• **Extracted data**
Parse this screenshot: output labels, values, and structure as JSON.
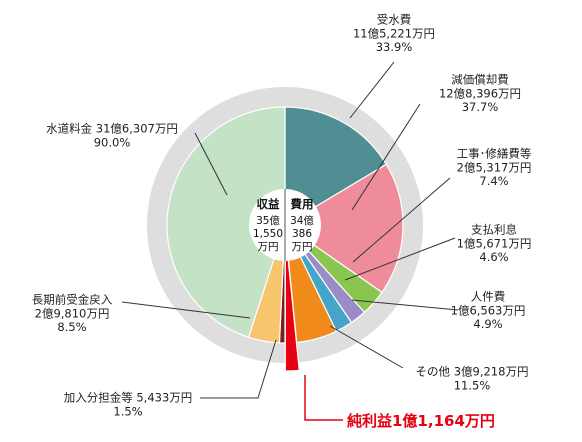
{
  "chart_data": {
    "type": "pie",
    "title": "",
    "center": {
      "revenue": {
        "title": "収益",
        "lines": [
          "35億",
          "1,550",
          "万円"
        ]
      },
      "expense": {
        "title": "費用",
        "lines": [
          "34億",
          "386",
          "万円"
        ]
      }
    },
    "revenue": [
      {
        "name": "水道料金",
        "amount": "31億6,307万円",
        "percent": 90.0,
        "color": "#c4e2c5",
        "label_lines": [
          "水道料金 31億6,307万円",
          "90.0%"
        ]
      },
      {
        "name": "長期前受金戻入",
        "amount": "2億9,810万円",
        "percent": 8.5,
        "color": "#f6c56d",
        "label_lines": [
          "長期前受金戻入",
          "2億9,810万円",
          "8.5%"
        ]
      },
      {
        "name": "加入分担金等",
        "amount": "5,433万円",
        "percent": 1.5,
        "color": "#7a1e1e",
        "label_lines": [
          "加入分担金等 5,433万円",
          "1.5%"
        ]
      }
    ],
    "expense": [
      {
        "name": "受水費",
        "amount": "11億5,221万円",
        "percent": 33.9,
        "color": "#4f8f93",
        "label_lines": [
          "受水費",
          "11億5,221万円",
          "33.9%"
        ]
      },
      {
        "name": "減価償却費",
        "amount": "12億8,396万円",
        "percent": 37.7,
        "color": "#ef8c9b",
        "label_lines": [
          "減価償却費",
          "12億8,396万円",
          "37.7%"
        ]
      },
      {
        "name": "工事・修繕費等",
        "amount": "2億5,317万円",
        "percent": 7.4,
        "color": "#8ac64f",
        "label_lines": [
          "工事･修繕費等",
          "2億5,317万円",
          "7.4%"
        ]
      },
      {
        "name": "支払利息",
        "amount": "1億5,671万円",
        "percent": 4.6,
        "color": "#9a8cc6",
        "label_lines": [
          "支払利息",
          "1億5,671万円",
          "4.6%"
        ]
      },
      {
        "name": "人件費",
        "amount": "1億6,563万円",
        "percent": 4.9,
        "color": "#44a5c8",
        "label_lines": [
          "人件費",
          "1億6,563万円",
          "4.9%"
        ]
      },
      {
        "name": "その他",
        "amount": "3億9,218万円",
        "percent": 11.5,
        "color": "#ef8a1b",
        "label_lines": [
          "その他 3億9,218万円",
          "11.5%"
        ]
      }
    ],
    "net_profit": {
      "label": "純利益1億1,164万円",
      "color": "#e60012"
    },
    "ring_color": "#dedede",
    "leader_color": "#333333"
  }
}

• **Exercise brief**
Write the records above out again exactly, with no pictures in your copy.

• **Exercise output**
Parse this screenshot: output labels, values, and structure as JSON.
{
  "chart_data": {
    "type": "pie",
    "title": "",
    "center": {
      "revenue": {
        "title": "収益",
        "lines": [
          "35億",
          "1,550",
          "万円"
        ]
      },
      "expense": {
        "title": "費用",
        "lines": [
          "34億",
          "386",
          "万円"
        ]
      }
    },
    "revenue": [
      {
        "name": "水道料金",
        "amount": "31億6,307万円",
        "percent": 90.0,
        "color": "#c4e2c5",
        "label_lines": [
          "水道料金 31億6,307万円",
          "90.0%"
        ]
      },
      {
        "name": "長期前受金戻入",
        "amount": "2億9,810万円",
        "percent": 8.5,
        "color": "#f6c56d",
        "label_lines": [
          "長期前受金戻入",
          "2億9,810万円",
          "8.5%"
        ]
      },
      {
        "name": "加入分担金等",
        "amount": "5,433万円",
        "percent": 1.5,
        "color": "#7a1e1e",
        "label_lines": [
          "加入分担金等 5,433万円",
          "1.5%"
        ]
      }
    ],
    "expense": [
      {
        "name": "受水費",
        "amount": "11億5,221万円",
        "percent": 33.9,
        "color": "#4f8f93",
        "label_lines": [
          "受水費",
          "11億5,221万円",
          "33.9%"
        ]
      },
      {
        "name": "減価償却費",
        "amount": "12億8,396万円",
        "percent": 37.7,
        "color": "#ef8c9b",
        "label_lines": [
          "減価償却費",
          "12億8,396万円",
          "37.7%"
        ]
      },
      {
        "name": "工事・修繕費等",
        "amount": "2億5,317万円",
        "percent": 7.4,
        "color": "#8ac64f",
        "label_lines": [
          "工事･修繕費等",
          "2億5,317万円",
          "7.4%"
        ]
      },
      {
        "name": "支払利息",
        "amount": "1億5,671万円",
        "percent": 4.6,
        "color": "#9a8cc6",
        "label_lines": [
          "支払利息",
          "1億5,671万円",
          "4.6%"
        ]
      },
      {
        "name": "人件費",
        "amount": "1億6,563万円",
        "percent": 4.9,
        "color": "#44a5c8",
        "label_lines": [
          "人件費",
          "1億6,563万円",
          "4.9%"
        ]
      },
      {
        "name": "その他",
        "amount": "3億9,218万円",
        "percent": 11.5,
        "color": "#ef8a1b",
        "label_lines": [
          "その他 3億9,218万円",
          "11.5%"
        ]
      }
    ],
    "net_profit": {
      "label": "純利益1億1,164万円",
      "color": "#e60012"
    },
    "ring_color": "#dedede",
    "leader_color": "#333333"
  }
}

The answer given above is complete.